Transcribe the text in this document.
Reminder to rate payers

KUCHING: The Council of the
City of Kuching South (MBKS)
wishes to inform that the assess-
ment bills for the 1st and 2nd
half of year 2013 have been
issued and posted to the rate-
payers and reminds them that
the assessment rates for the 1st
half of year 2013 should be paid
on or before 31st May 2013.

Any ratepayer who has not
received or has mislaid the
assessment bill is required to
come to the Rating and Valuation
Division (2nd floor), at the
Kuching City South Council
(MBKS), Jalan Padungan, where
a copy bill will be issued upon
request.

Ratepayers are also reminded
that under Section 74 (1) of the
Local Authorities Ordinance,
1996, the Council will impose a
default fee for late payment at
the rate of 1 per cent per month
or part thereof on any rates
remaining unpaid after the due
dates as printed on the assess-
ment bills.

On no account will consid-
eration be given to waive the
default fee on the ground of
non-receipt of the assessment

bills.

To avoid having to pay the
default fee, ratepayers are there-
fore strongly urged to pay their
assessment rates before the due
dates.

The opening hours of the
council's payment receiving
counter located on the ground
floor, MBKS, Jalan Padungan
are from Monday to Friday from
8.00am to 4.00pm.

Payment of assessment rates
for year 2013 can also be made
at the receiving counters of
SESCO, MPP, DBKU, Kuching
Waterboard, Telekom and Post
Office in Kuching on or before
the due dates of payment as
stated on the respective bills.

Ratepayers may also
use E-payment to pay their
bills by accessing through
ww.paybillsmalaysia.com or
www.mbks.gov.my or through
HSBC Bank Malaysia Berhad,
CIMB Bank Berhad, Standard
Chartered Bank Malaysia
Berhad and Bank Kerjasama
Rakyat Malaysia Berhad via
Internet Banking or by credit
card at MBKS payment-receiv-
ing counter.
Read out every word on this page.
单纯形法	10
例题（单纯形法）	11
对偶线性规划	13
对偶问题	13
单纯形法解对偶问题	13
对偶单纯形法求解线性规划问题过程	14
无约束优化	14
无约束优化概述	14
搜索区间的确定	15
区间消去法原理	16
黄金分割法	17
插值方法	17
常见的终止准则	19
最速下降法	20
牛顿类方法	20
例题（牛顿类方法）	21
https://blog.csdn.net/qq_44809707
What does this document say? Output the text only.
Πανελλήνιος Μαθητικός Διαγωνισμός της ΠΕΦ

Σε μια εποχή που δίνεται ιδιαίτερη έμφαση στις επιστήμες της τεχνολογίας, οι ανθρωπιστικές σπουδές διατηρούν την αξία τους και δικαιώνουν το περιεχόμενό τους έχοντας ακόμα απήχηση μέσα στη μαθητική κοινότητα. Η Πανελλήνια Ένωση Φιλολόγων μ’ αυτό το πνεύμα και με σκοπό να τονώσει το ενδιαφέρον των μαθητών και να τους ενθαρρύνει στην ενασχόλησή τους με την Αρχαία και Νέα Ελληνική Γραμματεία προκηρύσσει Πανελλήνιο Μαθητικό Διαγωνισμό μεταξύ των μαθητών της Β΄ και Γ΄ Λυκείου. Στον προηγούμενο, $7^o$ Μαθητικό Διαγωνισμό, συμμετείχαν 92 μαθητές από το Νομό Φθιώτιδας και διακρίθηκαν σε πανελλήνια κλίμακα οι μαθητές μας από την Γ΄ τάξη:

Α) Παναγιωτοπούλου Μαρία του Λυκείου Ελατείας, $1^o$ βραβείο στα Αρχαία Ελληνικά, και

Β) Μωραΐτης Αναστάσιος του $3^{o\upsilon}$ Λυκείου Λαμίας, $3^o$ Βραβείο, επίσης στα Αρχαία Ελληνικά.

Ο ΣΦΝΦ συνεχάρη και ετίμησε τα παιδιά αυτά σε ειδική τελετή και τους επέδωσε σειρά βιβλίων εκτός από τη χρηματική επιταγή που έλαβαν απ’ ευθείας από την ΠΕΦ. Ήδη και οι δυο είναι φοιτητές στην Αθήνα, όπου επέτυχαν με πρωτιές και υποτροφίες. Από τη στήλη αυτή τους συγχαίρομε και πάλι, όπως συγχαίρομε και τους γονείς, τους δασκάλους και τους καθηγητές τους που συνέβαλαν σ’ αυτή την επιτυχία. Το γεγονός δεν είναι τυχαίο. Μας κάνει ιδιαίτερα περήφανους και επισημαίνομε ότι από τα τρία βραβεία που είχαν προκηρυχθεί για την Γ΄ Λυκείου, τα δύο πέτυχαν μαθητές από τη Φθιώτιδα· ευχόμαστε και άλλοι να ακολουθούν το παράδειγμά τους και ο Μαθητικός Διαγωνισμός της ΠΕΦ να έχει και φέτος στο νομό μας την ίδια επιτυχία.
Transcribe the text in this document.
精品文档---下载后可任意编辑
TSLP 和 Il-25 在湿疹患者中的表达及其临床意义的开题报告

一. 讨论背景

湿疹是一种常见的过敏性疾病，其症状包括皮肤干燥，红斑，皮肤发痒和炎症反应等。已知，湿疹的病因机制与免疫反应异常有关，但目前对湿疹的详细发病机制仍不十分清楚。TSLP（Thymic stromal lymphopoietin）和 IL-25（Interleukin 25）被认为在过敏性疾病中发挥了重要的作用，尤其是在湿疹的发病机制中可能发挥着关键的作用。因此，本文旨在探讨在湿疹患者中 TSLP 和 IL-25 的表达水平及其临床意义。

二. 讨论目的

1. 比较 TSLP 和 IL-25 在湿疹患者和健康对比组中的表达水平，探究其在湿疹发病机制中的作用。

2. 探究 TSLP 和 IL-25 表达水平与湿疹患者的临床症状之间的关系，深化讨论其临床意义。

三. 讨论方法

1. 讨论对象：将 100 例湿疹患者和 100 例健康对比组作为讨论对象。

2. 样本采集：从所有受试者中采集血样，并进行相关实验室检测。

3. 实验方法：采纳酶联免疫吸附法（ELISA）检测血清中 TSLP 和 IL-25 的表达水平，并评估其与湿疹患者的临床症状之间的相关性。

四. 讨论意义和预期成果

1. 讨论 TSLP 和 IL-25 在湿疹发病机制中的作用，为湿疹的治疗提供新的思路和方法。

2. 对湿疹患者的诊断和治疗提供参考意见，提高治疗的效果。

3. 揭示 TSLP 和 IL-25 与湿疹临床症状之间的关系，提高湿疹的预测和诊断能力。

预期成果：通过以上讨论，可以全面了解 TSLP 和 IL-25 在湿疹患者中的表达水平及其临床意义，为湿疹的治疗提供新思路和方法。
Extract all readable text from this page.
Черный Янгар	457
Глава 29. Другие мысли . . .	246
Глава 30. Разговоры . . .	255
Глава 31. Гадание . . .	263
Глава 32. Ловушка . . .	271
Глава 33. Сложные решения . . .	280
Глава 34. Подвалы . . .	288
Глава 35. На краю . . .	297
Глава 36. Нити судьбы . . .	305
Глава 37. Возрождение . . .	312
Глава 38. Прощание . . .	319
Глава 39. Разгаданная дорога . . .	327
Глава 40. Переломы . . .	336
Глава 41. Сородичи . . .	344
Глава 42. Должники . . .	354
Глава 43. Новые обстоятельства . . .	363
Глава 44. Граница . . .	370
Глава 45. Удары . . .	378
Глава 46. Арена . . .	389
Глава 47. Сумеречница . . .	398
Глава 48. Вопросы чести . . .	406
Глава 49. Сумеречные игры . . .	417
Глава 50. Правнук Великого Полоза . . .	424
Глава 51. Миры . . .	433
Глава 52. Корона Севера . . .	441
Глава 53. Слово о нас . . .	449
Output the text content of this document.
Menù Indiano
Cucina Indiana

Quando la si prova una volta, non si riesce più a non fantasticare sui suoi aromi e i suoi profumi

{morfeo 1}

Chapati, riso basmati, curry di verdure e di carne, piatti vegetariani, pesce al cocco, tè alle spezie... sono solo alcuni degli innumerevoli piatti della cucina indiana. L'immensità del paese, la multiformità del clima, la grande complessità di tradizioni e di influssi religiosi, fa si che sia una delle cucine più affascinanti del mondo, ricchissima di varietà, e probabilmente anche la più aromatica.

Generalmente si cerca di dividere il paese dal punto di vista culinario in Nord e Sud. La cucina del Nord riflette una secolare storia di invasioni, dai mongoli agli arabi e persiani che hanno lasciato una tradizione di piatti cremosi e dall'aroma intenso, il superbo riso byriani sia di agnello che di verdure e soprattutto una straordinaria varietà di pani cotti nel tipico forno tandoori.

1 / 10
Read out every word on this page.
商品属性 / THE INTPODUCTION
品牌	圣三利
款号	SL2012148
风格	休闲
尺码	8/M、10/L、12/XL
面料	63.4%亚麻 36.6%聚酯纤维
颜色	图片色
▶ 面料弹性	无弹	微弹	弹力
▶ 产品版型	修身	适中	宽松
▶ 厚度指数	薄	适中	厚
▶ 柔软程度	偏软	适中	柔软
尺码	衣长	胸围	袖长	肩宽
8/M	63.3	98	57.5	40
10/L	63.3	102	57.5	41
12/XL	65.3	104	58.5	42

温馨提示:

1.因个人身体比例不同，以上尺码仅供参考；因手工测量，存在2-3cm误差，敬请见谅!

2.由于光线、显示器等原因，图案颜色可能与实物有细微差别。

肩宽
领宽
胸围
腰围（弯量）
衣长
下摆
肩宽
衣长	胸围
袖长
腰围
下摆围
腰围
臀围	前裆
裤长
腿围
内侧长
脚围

- - - - - - -

- **AIM**: Filter the entries down to the lines with the word "this" in them.

- **FULL RESPONSE**:
Transcribe the text in this document.
Read out every word on this page.
What does this document say? Output the text only.
Transcribe the text in this document.
Extract all readable text from this page.
Output the text content of this document.
Read out every word on this page.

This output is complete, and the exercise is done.